• [PROVIDED RECORDS]
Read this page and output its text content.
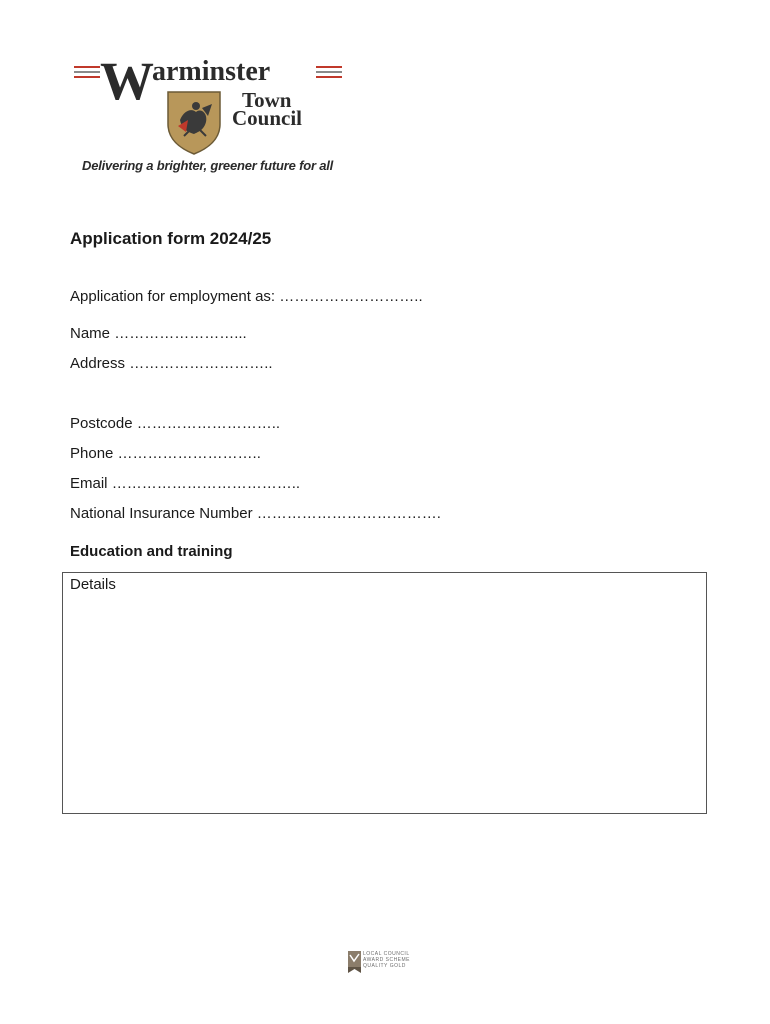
W arminster
Town
Council
Delivering a brighter, greener future for all
Application form 2024/25
Application for employment as: ………………………..
Name ……………………...
Address ………………………..
Postcode ………………………..
Phone ………………………..
Email ………………………………..
National Insurance Number ……………………………….
Education and training
Details
LOCAL COUNCIL
AWARD SCHEME
QUALITY GOLD
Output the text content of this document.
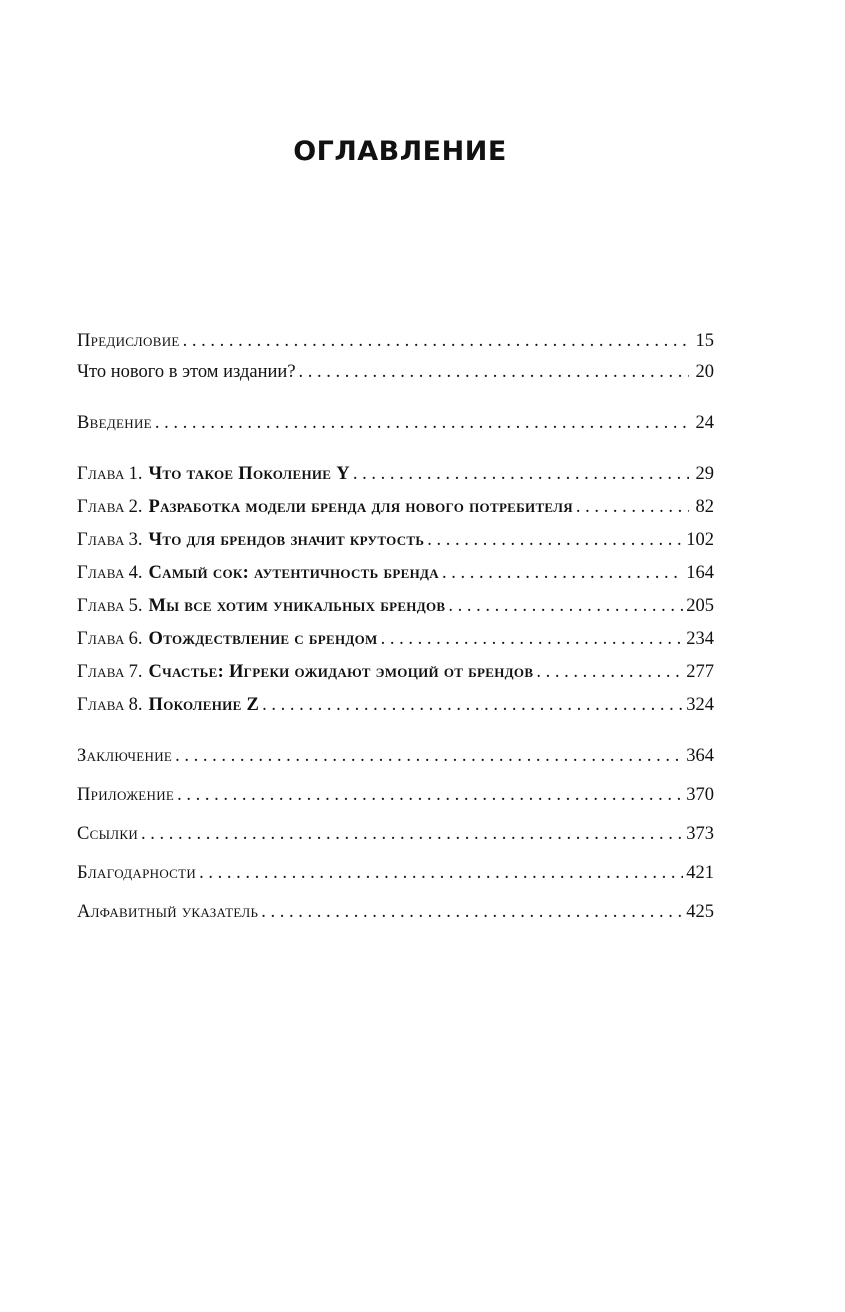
ОГЛАВЛЕНИЕ
Предисловие . . .	15
Что нового в этом издании? . . .	20
Введение . . .	24
Глава 1. Что такое Поколение Y . . .	29
Глава 2. Разработка модели бренда для нового потребителя . . .	82
Глава 3. Что для брендов значит крутость . . .	102
Глава 4. Самый сок: аутентичность бренда . . .	164
Глава 5. Мы все хотим уникальных брендов . . .	205
Глава 6. Отождествление с брендом . . .	234
Глава 7. Счастье: Игреки ожидают эмоций от брендов . . .	277
Глава 8. Поколение Z . . .	324
Заключение . . .	364
Приложение . . .	370
Ссылки . . .	373
Благодарности . . .	421
Алфавитный указатель . . .	425
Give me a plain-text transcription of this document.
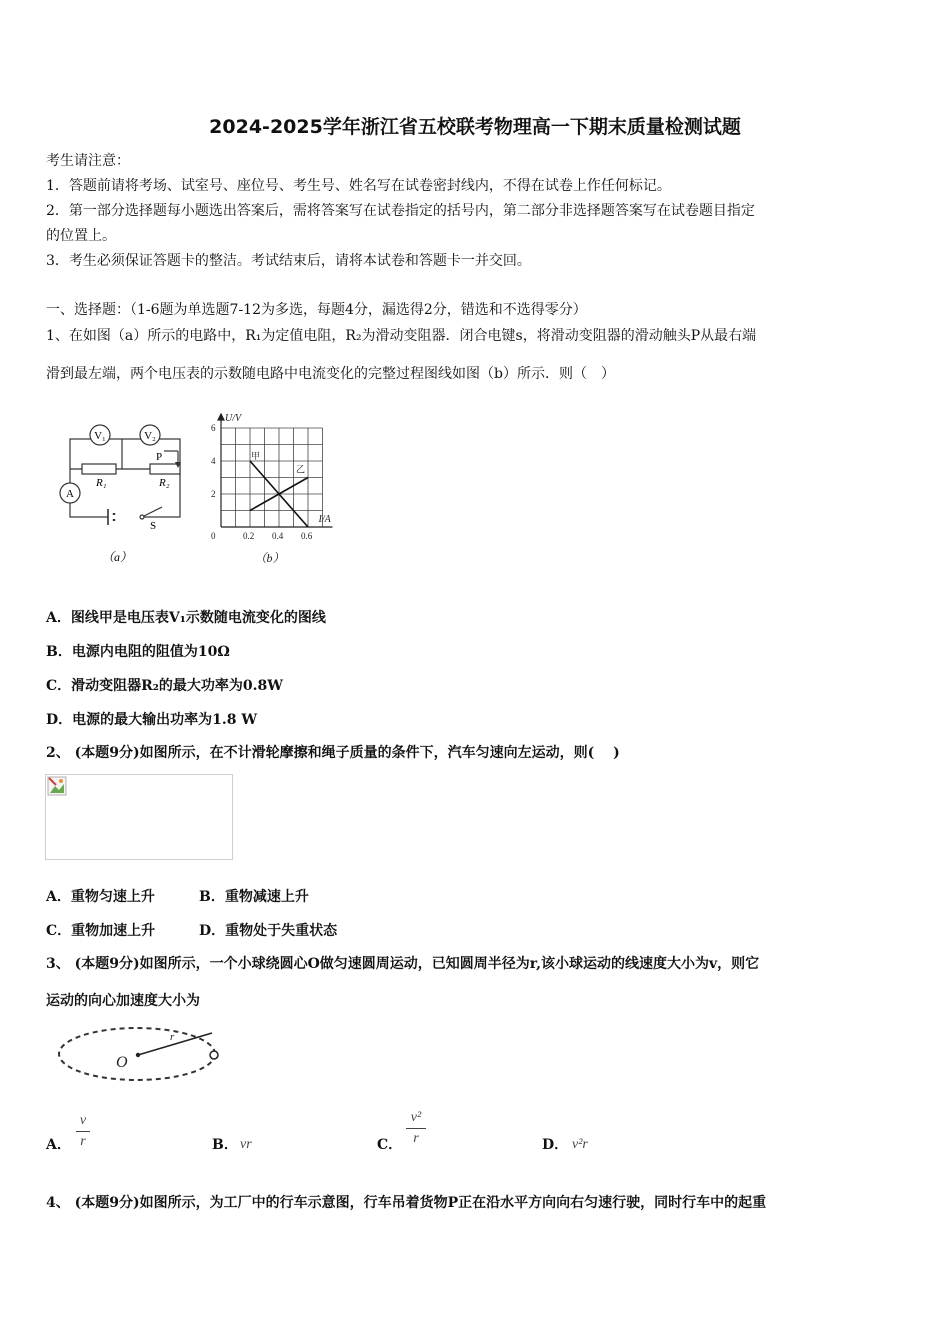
2024-2025学年浙江省五校联考物理高一下期末质量检测试题
考生请注意：
1．答题前请将考场、试室号、座位号、考生号、姓名写在试卷密封线内，不得在试卷上作任何标记。
2．第一部分选择题每小题选出答案后，需将答案写在试卷指定的括号内，第二部分非选择题答案写在试卷题目指定
的位置上。
3．考生必须保证答题卡的整洁。考试结束后，请将本试卷和答题卡一并交回。
一、选择题：（1-6题为单选题7-12为多选，每题4分，漏选得2分，错选和不选得零分）
1、在如图（a）所示的电路中，R₁为定值电阻，R₂为滑动变阻器．闭合电键s，将滑动变阻器的滑动触头P从最右端
滑到最左端，两个电压表的示数随电路中电流变化的完整过程图线如图（b）所示．则（　）
V₁	V₂
A
R₁	R₂
P
S
（a）
0	0.2 0.4 0.6
2
4
6
甲
乙
I/A
U/V
（b）
A．图线甲是电压表V₁示数随电流变化的图线
B．电源内电阻的阻值为10Ω
C．滑动变阻器R₂的最大功率为0.8W
D．电源的最大输出功率为1.8 W
2、 (本题9分)如图所示，在不计滑轮摩擦和绳子质量的条件下，汽车匀速向左运动，则(　 )
A．重物匀速上升	B．重物减速上升
C．重物加速上升	D．重物处于失重状态
3、 (本题9分)如图所示，一个小球绕圆心O做匀速圆周运动，已知圆周半径为r,该小球运动的线速度大小为v，则它
运动的向心加速度大小为
O
r
A．
v
r	B． vr	C．
v²
r	D． v²r
4、 (本题9分)如图所示，为工厂中的行车示意图，行车吊着货物P正在沿水平方向向右匀速行驶，同时行车中的起重
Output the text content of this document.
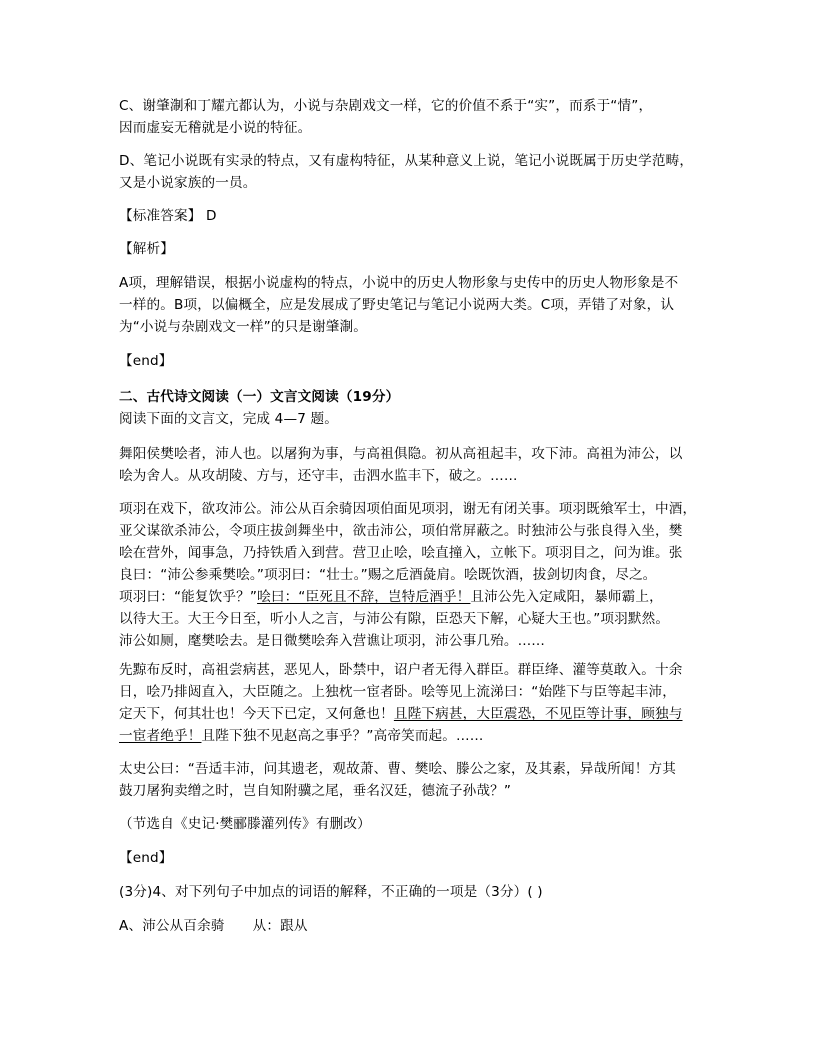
C、谢肇淛和丁耀亢都认为，小说与杂剧戏文一样，它的价值不系于“实”，而系于“情”，

因而虚妄无稽就是小说的特征。

D、笔记小说既有实录的特点，又有虚构特征，从某种意义上说，笔记小说既属于历史学范畴，

又是小说家族的一员。

【标准答案】 D

【解析】

A项，理解错误，根据小说虚构的特点，小说中的历史人物形象与史传中的历史人物形象是不

一样的。B项，以偏概全，应是发展成了野史笔记与笔记小说两大类。C项，弄错了对象，认

为“小说与杂剧戏文一样”的只是谢肇淛。

【end】

二、古代诗文阅读（一）文言文阅读（19分）

阅读下面的文言文，完成 4—7 题。

舞阳侯樊哙者，沛人也。以屠狗为事，与高祖俱隐。初从高祖起丰，攻下沛。高祖为沛公，以

哙为舍人。从攻胡陵、方与，还守丰，击泗水监丰下，破之。……

项羽在戏下，欲攻沛公。沛公从百余骑因项伯面见项羽，谢无有闭关事。项羽既飨军士，中酒，

亚父谋欲杀沛公，令项庄拔剑舞坐中，欲击沛公，项伯常屏蔽之。时独沛公与张良得入坐，樊

哙在营外，闻事急，乃持铁盾入到营。营卫止哙，哙直撞入，立帐下。项羽目之，问为谁。张

良曰：“沛公参乘樊哙。”项羽曰：“壮士。”赐之卮酒彘肩。哙既饮酒，拔剑切肉食，尽之。

项羽曰：“能复饮乎？”哙曰：“臣死且不辞，岂特卮酒乎！且沛公先入定咸阳，暴师霸上，

以待大王。大王今日至，听小人之言，与沛公有隙，臣恐天下解，心疑大王也。”项羽默然。

沛公如厕，麾樊哙去。是日微樊哙奔入营谯让项羽，沛公事几殆。……

先黥布反时，高祖尝病甚，恶见人，卧禁中，诏户者无得入群臣。群臣绛、灌等莫敢入。十余

日，哙乃排闼直入，大臣随之。上独枕一宦者卧。哙等见上流涕曰：“始陛下与臣等起丰沛，

定天下，何其壮也！今天下已定，又何惫也！且陛下病甚，大臣震恐，不见臣等计事，顾独与

一宦者绝乎！且陛下独不见赵高之事乎？”高帝笑而起。……

太史公曰：“吾适丰沛，问其遗老，观故萧、曹、樊哙、滕公之家，及其素，异哉所闻！方其

鼓刀屠狗卖缯之时，岂自知附骥之尾，垂名汉廷，德流子孙哉？”

（节选自《史记·樊郦滕灌列传》有删改）

【end】

(3分)4、对下列句子中加点的词语的解释，不正确的一项是（3分）( )

A、沛公从百余骑 从：跟从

• [THE PROBLEM]
Pictures don't belong in the copy. Restate all the entries exactly.

• [ANSWER TO THE EXERCISE]
Read this page and output its text content.
W arminster
Town
Council
Delivering a brighter, greener future for all
Application form 2024/25
Application for employment as: ………………………..
Name ……………………...
Address ………………………..
Postcode ………………………..
Phone ………………………..
Email ………………………………..
National Insurance Number ……………………………….
Education and training
Details
LOCAL COUNCIL
AWARD SCHEME
QUALITY GOLD
Output the text content of this document.
ОГЛАВЛЕНИЕ
Предисловие . . .	15
Что нового в этом издании? . . .	20
Введение . . .	24
Глава 1. Что такое Поколение Y . . .	29
Глава 2. Разработка модели бренда для нового потребителя . . .	82
Глава 3. Что для брендов значит крутость . . .	102
Глава 4. Самый сок: аутентичность бренда . . .	164
Глава 5. Мы все хотим уникальных брендов . . .	205
Глава 6. Отождествление с брендом . . .	234
Глава 7. Счастье: Игреки ожидают эмоций от брендов . . .	277
Глава 8. Поколение Z . . .	324
Заключение . . .	364
Приложение . . .	370
Ссылки . . .	373
Благодарности . . .	421
Алфавитный указатель . . .	425
Give me a plain-text transcription of this document.
2024-2025学年浙江省五校联考物理高一下期末质量检测试题
考生请注意：
1．答题前请将考场、试室号、座位号、考生号、姓名写在试卷密封线内，不得在试卷上作任何标记。
2．第一部分选择题每小题选出答案后，需将答案写在试卷指定的括号内，第二部分非选择题答案写在试卷题目指定
的位置上。
3．考生必须保证答题卡的整洁。考试结束后，请将本试卷和答题卡一并交回。
一、选择题：（1-6题为单选题7-12为多选，每题4分，漏选得2分，错选和不选得零分）
1、在如图（a）所示的电路中，R₁为定值电阻，R₂为滑动变阻器．闭合电键s，将滑动变阻器的滑动触头P从最右端
滑到最左端，两个电压表的示数随电路中电流变化的完整过程图线如图（b）所示．则（　）
V₁	V₂
A
R₁	R₂
P
S
（a）
0	0.2 0.4 0.6
2
4
6
甲
乙
I/A
U/V
（b）
A．图线甲是电压表V₁示数随电流变化的图线
B．电源内电阻的阻值为10Ω
C．滑动变阻器R₂的最大功率为0.8W
D．电源的最大输出功率为1.8 W
2、 (本题9分)如图所示，在不计滑轮摩擦和绳子质量的条件下，汽车匀速向左运动，则(　 )
A．重物匀速上升	B．重物减速上升
C．重物加速上升	D．重物处于失重状态
3、 (本题9分)如图所示，一个小球绕圆心O做匀速圆周运动，已知圆周半径为r,该小球运动的线速度大小为v，则它
运动的向心加速度大小为
O
r
A．
v
r	B． vr	C．
v²
r	D． v²r
4、 (本题9分)如图所示，为工厂中的行车示意图，行车吊着货物P正在沿水平方向向右匀速行驶，同时行车中的起重
Output the text content of this document.
C、谢肇淛和丁耀亢都认为，小说与杂剧戏文一样，它的价值不系于“实”，而系于“情”，

因而虚妄无稽就是小说的特征。

D、笔记小说既有实录的特点，又有虚构特征，从某种意义上说，笔记小说既属于历史学范畴，

又是小说家族的一员。

【标准答案】 D

【解析】

A项，理解错误，根据小说虚构的特点，小说中的历史人物形象与史传中的历史人物形象是不

一样的。B项，以偏概全，应是发展成了野史笔记与笔记小说两大类。C项，弄错了对象，认

为“小说与杂剧戏文一样”的只是谢肇淛。

【end】

二、古代诗文阅读（一）文言文阅读（19分）

阅读下面的文言文，完成 4—7 题。

舞阳侯樊哙者，沛人也。以屠狗为事，与高祖俱隐。初从高祖起丰，攻下沛。高祖为沛公，以

哙为舍人。从攻胡陵、方与，还守丰，击泗水监丰下，破之。……

项羽在戏下，欲攻沛公。沛公从百余骑因项伯面见项羽，谢无有闭关事。项羽既飨军士，中酒，

亚父谋欲杀沛公，令项庄拔剑舞坐中，欲击沛公，项伯常屏蔽之。时独沛公与张良得入坐，樊

哙在营外，闻事急，乃持铁盾入到营。营卫止哙，哙直撞入，立帐下。项羽目之，问为谁。张

良曰：“沛公参乘樊哙。”项羽曰：“壮士。”赐之卮酒彘肩。哙既饮酒，拔剑切肉食，尽之。

项羽曰：“能复饮乎？”哙曰：“臣死且不辞，岂特卮酒乎！且沛公先入定咸阳，暴师霸上，

以待大王。大王今日至，听小人之言，与沛公有隙，臣恐天下解，心疑大王也。”项羽默然。

沛公如厕，麾樊哙去。是日微樊哙奔入营谯让项羽，沛公事几殆。……

先黥布反时，高祖尝病甚，恶见人，卧禁中，诏户者无得入群臣。群臣绛、灌等莫敢入。十余

日，哙乃排闼直入，大臣随之。上独枕一宦者卧。哙等见上流涕曰：“始陛下与臣等起丰沛，

定天下，何其壮也！今天下已定，又何惫也！且陛下病甚，大臣震恐，不见臣等计事，顾独与

一宦者绝乎！且陛下独不见赵高之事乎？”高帝笑而起。……

太史公曰：“吾适丰沛，问其遗老，观故萧、曹、樊哙、滕公之家，及其素，异哉所闻！方其

鼓刀屠狗卖缯之时，岂自知附骥之尾，垂名汉廷，德流子孙哉？”

（节选自《史记·樊郦滕灌列传》有删改）

【end】

(3分)4、对下列句子中加点的词语的解释，不正确的一项是（3分）( )

A、沛公从百余骑 从：跟从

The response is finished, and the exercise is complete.